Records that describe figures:

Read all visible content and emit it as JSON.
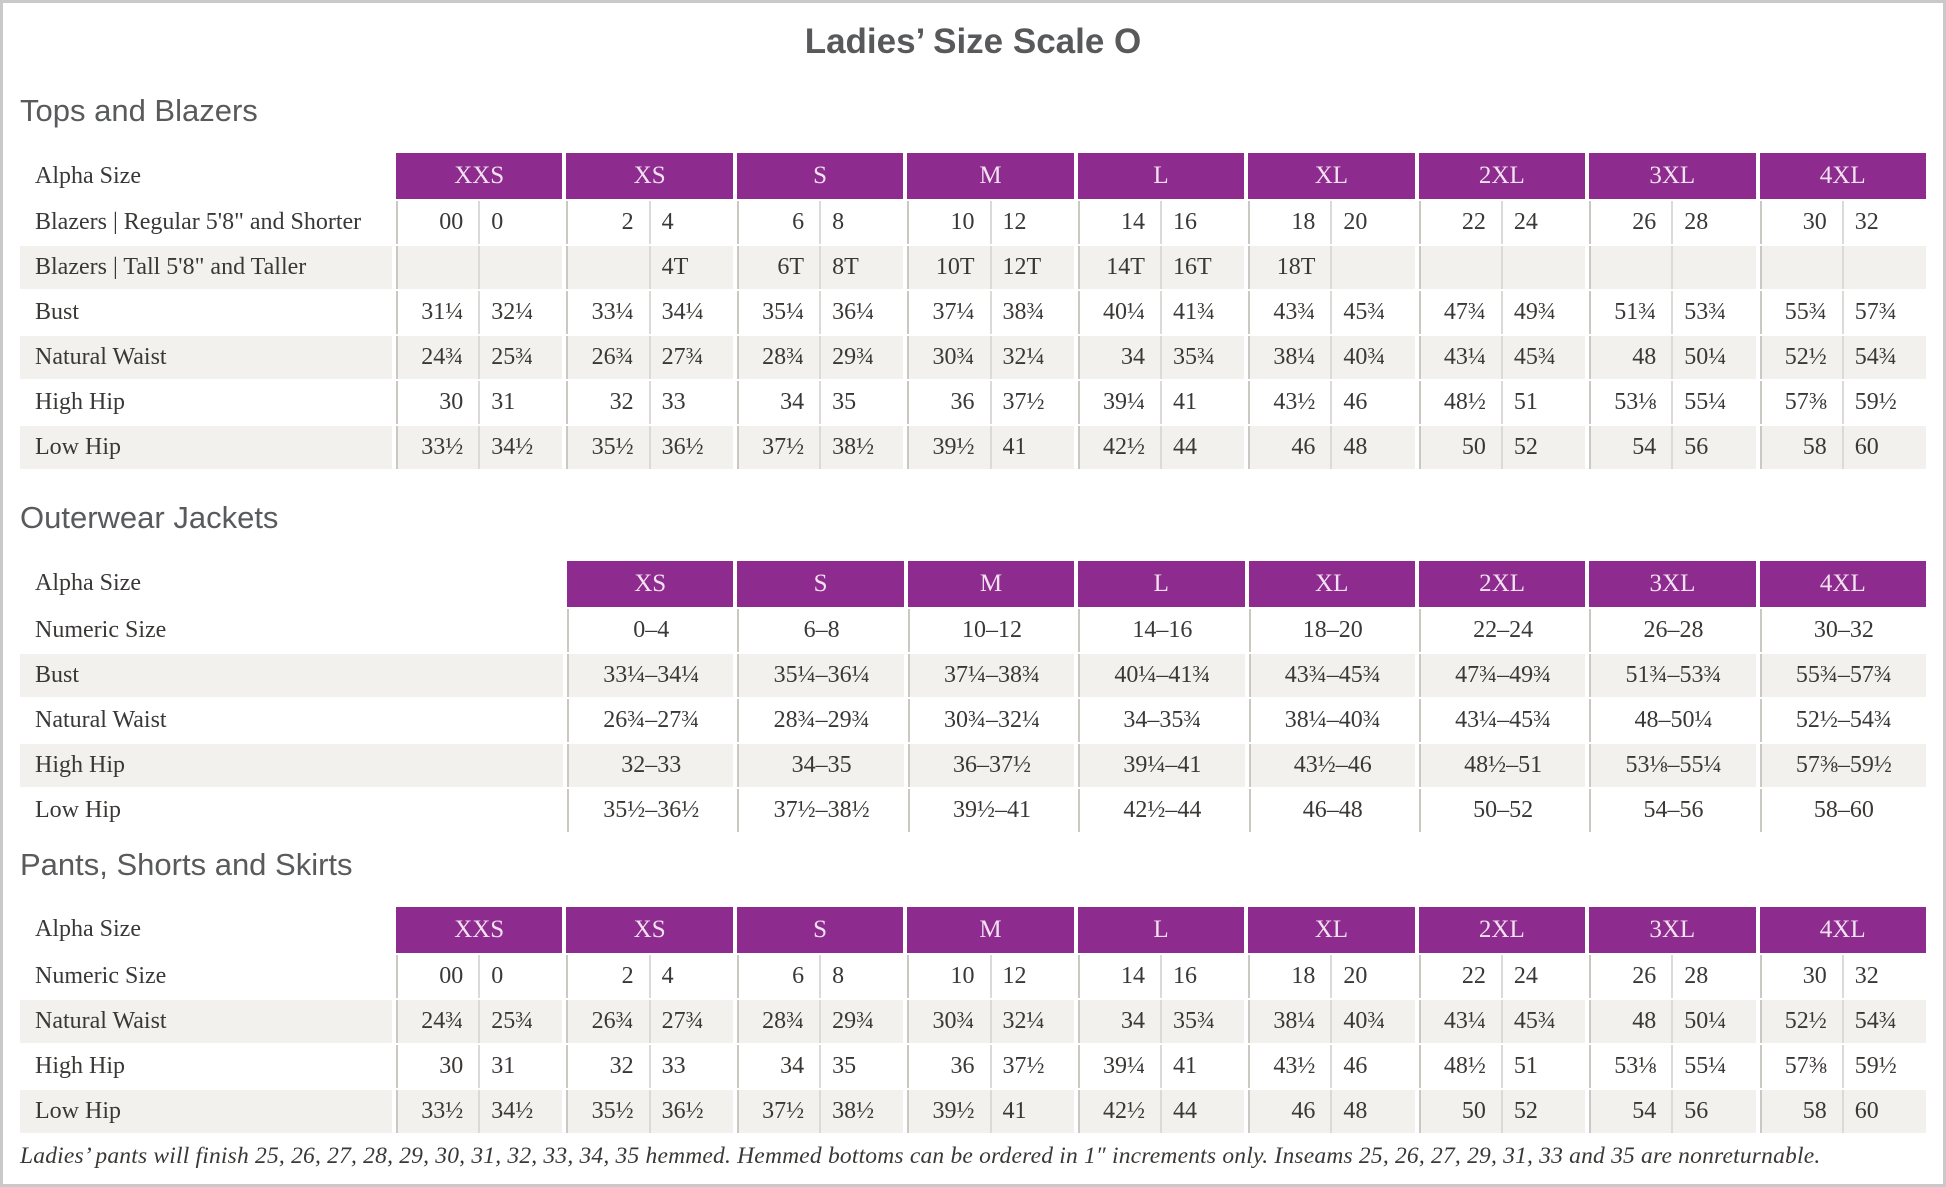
{
  "title": "Ladies’ Size Scale O",
  "colors": {
    "accent": "#8e2b8e",
    "stripe": "#f2f1ee",
    "header_text": "#f2e2f1"
  },
  "sections": [
    {
      "heading": "Tops and Blazers",
      "table": {
        "type": "paired",
        "label_header": "Alpha Size",
        "size_headers": [
          "XXS",
          "XS",
          "S",
          "M",
          "L",
          "XL",
          "2XL",
          "3XL",
          "4XL"
        ],
        "rows": [
          {
            "label": "Blazers | Regular 5'8\" and Shorter",
            "values": [
              [
                "00",
                "0"
              ],
              [
                "2",
                "4"
              ],
              [
                "6",
                "8"
              ],
              [
                "10",
                "12"
              ],
              [
                "14",
                "16"
              ],
              [
                "18",
                "20"
              ],
              [
                "22",
                "24"
              ],
              [
                "26",
                "28"
              ],
              [
                "30",
                "32"
              ]
            ]
          },
          {
            "label": "Blazers | Tall 5'8\" and Taller",
            "values": [
              [
                "",
                ""
              ],
              [
                "",
                "4T"
              ],
              [
                "6T",
                "8T"
              ],
              [
                "10T",
                "12T"
              ],
              [
                "14T",
                "16T"
              ],
              [
                "18T",
                ""
              ],
              [
                "",
                ""
              ],
              [
                "",
                ""
              ],
              [
                "",
                ""
              ]
            ]
          },
          {
            "label": "Bust",
            "values": [
              [
                "31¼",
                "32¼"
              ],
              [
                "33¼",
                "34¼"
              ],
              [
                "35¼",
                "36¼"
              ],
              [
                "37¼",
                "38¾"
              ],
              [
                "40¼",
                "41¾"
              ],
              [
                "43¾",
                "45¾"
              ],
              [
                "47¾",
                "49¾"
              ],
              [
                "51¾",
                "53¾"
              ],
              [
                "55¾",
                "57¾"
              ]
            ]
          },
          {
            "label": "Natural Waist",
            "values": [
              [
                "24¾",
                "25¾"
              ],
              [
                "26¾",
                "27¾"
              ],
              [
                "28¾",
                "29¾"
              ],
              [
                "30¾",
                "32¼"
              ],
              [
                "34",
                "35¾"
              ],
              [
                "38¼",
                "40¾"
              ],
              [
                "43¼",
                "45¾"
              ],
              [
                "48",
                "50¼"
              ],
              [
                "52½",
                "54¾"
              ]
            ]
          },
          {
            "label": "High Hip",
            "values": [
              [
                "30",
                "31"
              ],
              [
                "32",
                "33"
              ],
              [
                "34",
                "35"
              ],
              [
                "36",
                "37½"
              ],
              [
                "39¼",
                "41"
              ],
              [
                "43½",
                "46"
              ],
              [
                "48½",
                "51"
              ],
              [
                "53⅛",
                "55¼"
              ],
              [
                "57⅜",
                "59½"
              ]
            ]
          },
          {
            "label": "Low Hip",
            "values": [
              [
                "33½",
                "34½"
              ],
              [
                "35½",
                "36½"
              ],
              [
                "37½",
                "38½"
              ],
              [
                "39½",
                "41"
              ],
              [
                "42½",
                "44"
              ],
              [
                "46",
                "48"
              ],
              [
                "50",
                "52"
              ],
              [
                "54",
                "56"
              ],
              [
                "58",
                "60"
              ]
            ]
          }
        ]
      }
    },
    {
      "heading": "Outerwear Jackets",
      "table": {
        "type": "single",
        "label_header": "Alpha Size",
        "size_headers": [
          "XS",
          "S",
          "M",
          "L",
          "XL",
          "2XL",
          "3XL",
          "4XL"
        ],
        "rows": [
          {
            "label": "Numeric Size",
            "values": [
              "0–4",
              "6–8",
              "10–12",
              "14–16",
              "18–20",
              "22–24",
              "26–28",
              "30–32"
            ]
          },
          {
            "label": "Bust",
            "values": [
              "33¼–34¼",
              "35¼–36¼",
              "37¼–38¾",
              "40¼–41¾",
              "43¾–45¾",
              "47¾–49¾",
              "51¾–53¾",
              "55¾–57¾"
            ]
          },
          {
            "label": "Natural Waist",
            "values": [
              "26¾–27¾",
              "28¾–29¾",
              "30¾–32¼",
              "34–35¾",
              "38¼–40¾",
              "43¼–45¾",
              "48–50¼",
              "52½–54¾"
            ]
          },
          {
            "label": "High Hip",
            "values": [
              "32–33",
              "34–35",
              "36–37½",
              "39¼–41",
              "43½–46",
              "48½–51",
              "53⅛–55¼",
              "57⅜–59½"
            ]
          },
          {
            "label": "Low Hip",
            "values": [
              "35½–36½",
              "37½–38½",
              "39½–41",
              "42½–44",
              "46–48",
              "50–52",
              "54–56",
              "58–60"
            ]
          }
        ]
      }
    },
    {
      "heading": "Pants, Shorts and Skirts",
      "table": {
        "type": "paired",
        "label_header": "Alpha Size",
        "size_headers": [
          "XXS",
          "XS",
          "S",
          "M",
          "L",
          "XL",
          "2XL",
          "3XL",
          "4XL"
        ],
        "rows": [
          {
            "label": "Numeric Size",
            "values": [
              [
                "00",
                "0"
              ],
              [
                "2",
                "4"
              ],
              [
                "6",
                "8"
              ],
              [
                "10",
                "12"
              ],
              [
                "14",
                "16"
              ],
              [
                "18",
                "20"
              ],
              [
                "22",
                "24"
              ],
              [
                "26",
                "28"
              ],
              [
                "30",
                "32"
              ]
            ]
          },
          {
            "label": "Natural Waist",
            "values": [
              [
                "24¾",
                "25¾"
              ],
              [
                "26¾",
                "27¾"
              ],
              [
                "28¾",
                "29¾"
              ],
              [
                "30¾",
                "32¼"
              ],
              [
                "34",
                "35¾"
              ],
              [
                "38¼",
                "40¾"
              ],
              [
                "43¼",
                "45¾"
              ],
              [
                "48",
                "50¼"
              ],
              [
                "52½",
                "54¾"
              ]
            ]
          },
          {
            "label": "High Hip",
            "values": [
              [
                "30",
                "31"
              ],
              [
                "32",
                "33"
              ],
              [
                "34",
                "35"
              ],
              [
                "36",
                "37½"
              ],
              [
                "39¼",
                "41"
              ],
              [
                "43½",
                "46"
              ],
              [
                "48½",
                "51"
              ],
              [
                "53⅛",
                "55¼"
              ],
              [
                "57⅜",
                "59½"
              ]
            ]
          },
          {
            "label": "Low Hip",
            "values": [
              [
                "33½",
                "34½"
              ],
              [
                "35½",
                "36½"
              ],
              [
                "37½",
                "38½"
              ],
              [
                "39½",
                "41"
              ],
              [
                "42½",
                "44"
              ],
              [
                "46",
                "48"
              ],
              [
                "50",
                "52"
              ],
              [
                "54",
                "56"
              ],
              [
                "58",
                "60"
              ]
            ]
          }
        ]
      }
    }
  ],
  "footnote": "Ladies’ pants will finish 25, 26, 27, 28, 29, 30, 31, 32, 33, 34, 35 hemmed. Hemmed bottoms can be ordered in 1″ increments only. Inseams 25, 26, 27, 29, 31, 33 and 35 are nonreturnable."
}
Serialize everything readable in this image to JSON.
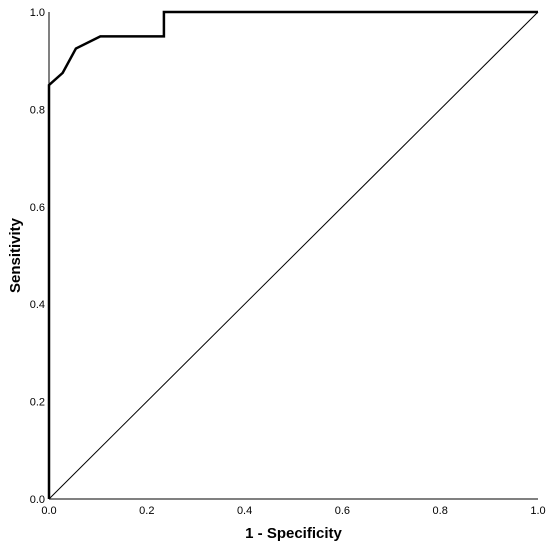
{
  "chart_data": {
    "type": "line",
    "xlabel": "1 - Specificity",
    "ylabel": "Sensitivity",
    "xlim": [
      0,
      1
    ],
    "ylim": [
      0,
      1
    ],
    "grid": false,
    "x_ticks": [
      "0.0",
      "0.2",
      "0.4",
      "0.6",
      "0.8",
      "1.0"
    ],
    "y_ticks": [
      "0.0",
      "0.2",
      "0.4",
      "0.6",
      "0.8",
      "1.0"
    ],
    "series": [
      {
        "x": [
          0.0,
          0.0,
          0.0,
          0.028,
          0.055,
          0.105,
          0.235,
          0.235,
          1.0
        ],
        "y": [
          0.0,
          0.85,
          0.85,
          0.875,
          0.925,
          0.95,
          0.95,
          1.0,
          1.0
        ],
        "color": "#000000"
      },
      {
        "x": [
          0.0,
          1.0
        ],
        "y": [
          0.0,
          1.0
        ],
        "color": "#000000"
      }
    ]
  }
}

**EXERCISE DIRECTIONS:**
Gather every line from the entries above where the word "type" appears, and copy them.

**TASK SOLUTION:**
        "type": "paired",
        "type": "single",
        "type": "paired",
    "type": "line",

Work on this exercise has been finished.